-- Task details --
Copy out each line below that has the word "service" in it.

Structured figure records
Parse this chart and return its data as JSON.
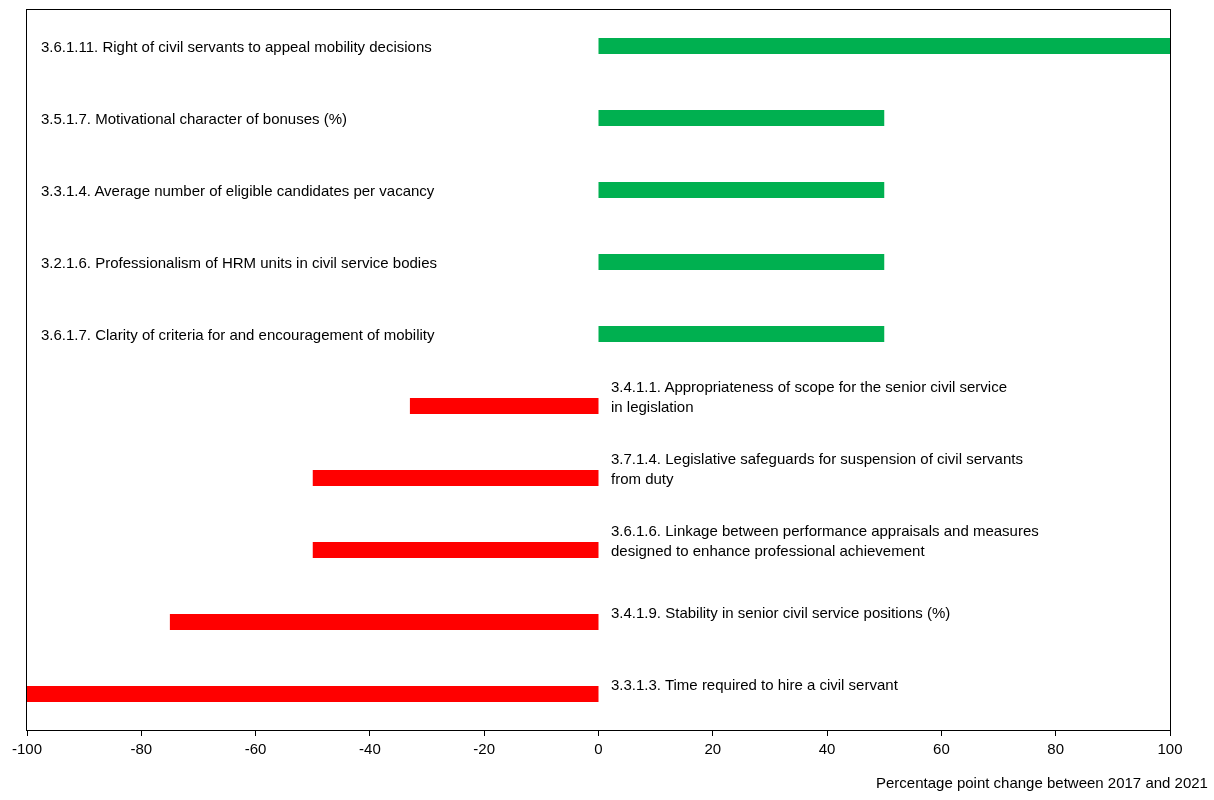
{
  "chart_data": {
    "type": "bar",
    "orientation": "horizontal",
    "categories": [
      "3.6.1.11. Right of civil servants to appeal mobility decisions",
      "3.5.1.7. Motivational character of bonuses (%)",
      "3.3.1.4. Average number of eligible candidates per vacancy",
      "3.2.1.6. Professionalism of HRM units in civil service bodies",
      "3.6.1.7. Clarity of criteria for and encouragement of mobility",
      "3.4.1.1. Appropriateness of scope for the senior civil service\nin legislation",
      "3.7.1.4. Legislative safeguards for suspension of civil servants\nfrom duty",
      "3.6.1.6. Linkage between performance appraisals and measures\ndesigned to enhance professional achievement",
      "3.4.1.9. Stability in senior civil service positions (%)",
      "3.3.1.3. Time required to hire a civil servant"
    ],
    "values": [
      100,
      50,
      50,
      50,
      50,
      -33,
      -50,
      -50,
      -75,
      -100
    ],
    "colors": [
      "#00b050",
      "#00b050",
      "#00b050",
      "#00b050",
      "#00b050",
      "#ff0000",
      "#ff0000",
      "#ff0000",
      "#ff0000",
      "#ff0000"
    ],
    "xlim": [
      -100,
      100
    ],
    "xticks": [
      -100,
      -80,
      -60,
      -40,
      -20,
      0,
      20,
      40,
      60,
      80,
      100
    ],
    "xlabel": "Percentage point change between 2017 and 2021"
  }
}
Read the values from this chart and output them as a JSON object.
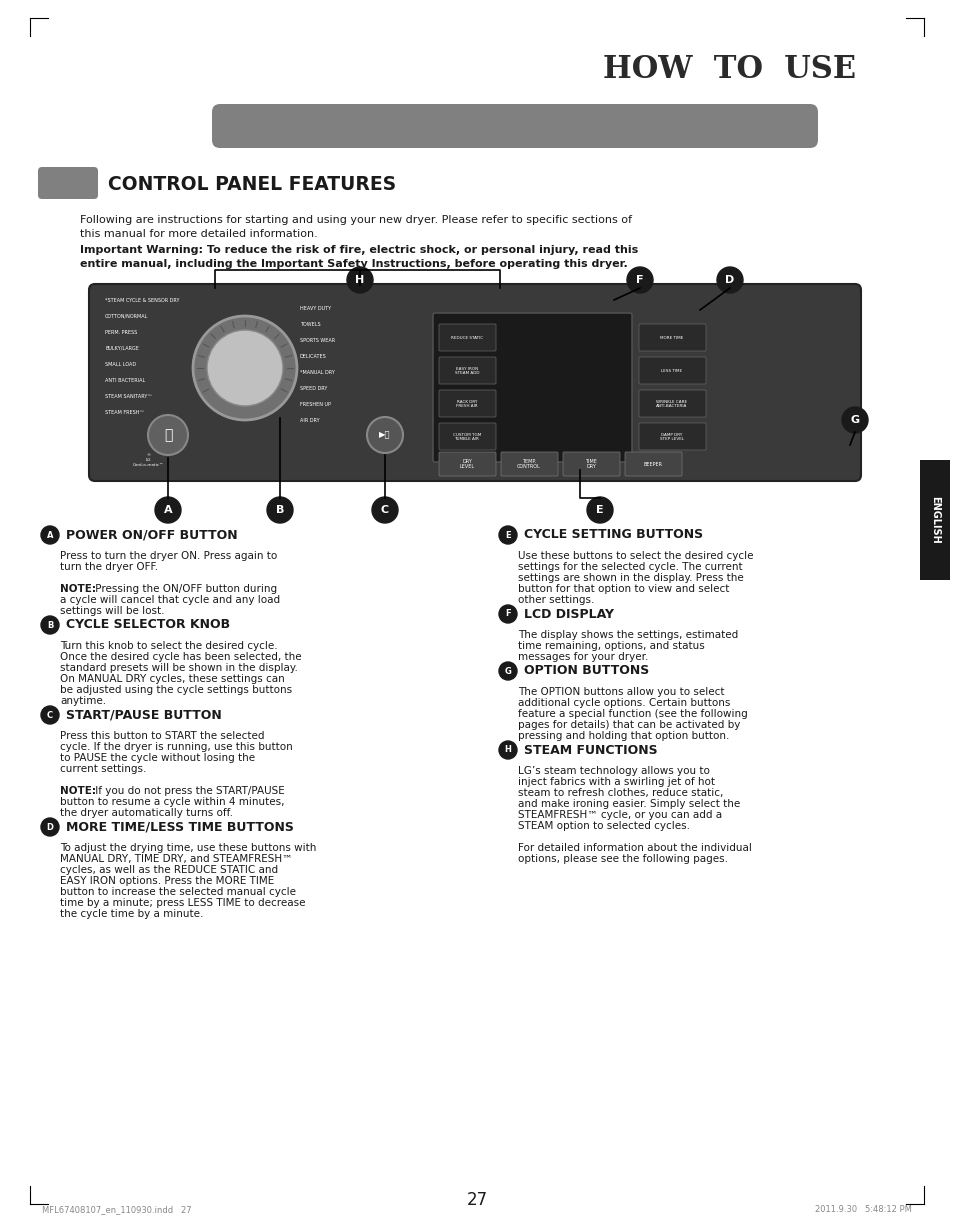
{
  "page_title": "HOW  TO  USE",
  "section_title": "CONTROL PANEL FEATURES",
  "intro_text": "Following are instructions for starting and using your new dryer. Please refer to specific sections of\nthis manual for more detailed information.",
  "warning_text": "Important Warning: To reduce the risk of fire, electric shock, or personal injury, read this\nentire manual, including the Important Safety Instructions, before operating this dryer.",
  "bg_color": "#ffffff",
  "header_bar_color": "#808080",
  "section_icon_color": "#808080",
  "title_color": "#1a1a1a",
  "text_color": "#1a1a1a",
  "label_items": [
    {
      "letter": "A",
      "heading": "POWER ON/OFF BUTTON",
      "body": "Press to turn the dryer ON. Press again to\nturn the dryer OFF.\n\nNOTE: Pressing the ON/OFF button during\na cycle will cancel that cycle and any load\nsettings will be lost."
    },
    {
      "letter": "B",
      "heading": "CYCLE SELECTOR KNOB",
      "body": "Turn this knob to select the desired cycle.\nOnce the desired cycle has been selected, the\nstandard presets will be shown in the display.\nOn MANUAL DRY cycles, these settings can\nbe adjusted using the cycle settings buttons\nanytime."
    },
    {
      "letter": "C",
      "heading": "START/PAUSE BUTTON",
      "body": "Press this button to START the selected\ncycle. If the dryer is running, use this button\nto PAUSE the cycle without losing the\ncurrent settings.\n\nNOTE: If you do not press the START/PAUSE\nbutton to resume a cycle within 4 minutes,\nthe dryer automatically turns off."
    },
    {
      "letter": "D",
      "heading": "MORE TIME/LESS TIME BUTTONS",
      "body": "To adjust the drying time, use these buttons with\nMANUAL DRY, TIME DRY, and STEAMFRESH™\ncycles, as well as the REDUCE STATIC and\nEASY IRON options. Press the MORE TIME\nbutton to increase the selected manual cycle\ntime by a minute; press LESS TIME to decrease\nthe cycle time by a minute."
    },
    {
      "letter": "E",
      "heading": "CYCLE SETTING BUTTONS",
      "body": "Use these buttons to select the desired cycle\nsettings for the selected cycle. The current\nsettings are shown in the display. Press the\nbutton for that option to view and select\nother settings."
    },
    {
      "letter": "F",
      "heading": "LCD DISPLAY",
      "body": "The display shows the settings, estimated\ntime remaining, options, and status\nmessages for your dryer."
    },
    {
      "letter": "G",
      "heading": "OPTION BUTTONS",
      "body": "The OPTION buttons allow you to select\nadditional cycle options. Certain buttons\nfeature a special function (see the following\npages for details) that can be activated by\npressing and holding that option button."
    },
    {
      "letter": "H",
      "heading": "STEAM FUNCTIONS",
      "body": "LG’s steam technology allows you to\ninject fabrics with a swirling jet of hot\nsteam to refresh clothes, reduce static,\nand make ironing easier. Simply select the\nSTEAMFRESH™ cycle, or you can add a\nSTEAM option to selected cycles.\n\nFor detailed information about the individual\noptions, please see the following pages."
    }
  ],
  "side_tab_color": "#1a1a1a",
  "side_tab_text": "ENGLISH",
  "page_number": "27",
  "footer_left": "MFL67408107_en_110930.indd   27",
  "footer_right": "2011.9.30   5:48:12 PM"
}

-- Reply to the exercise --
      "3.2.1.6. Professionalism of HRM units in civil service bodies",
      "3.4.1.1. Appropriateness of scope for the senior civil service\nin legislation",
      "3.4.1.9. Stability in senior civil service positions (%)",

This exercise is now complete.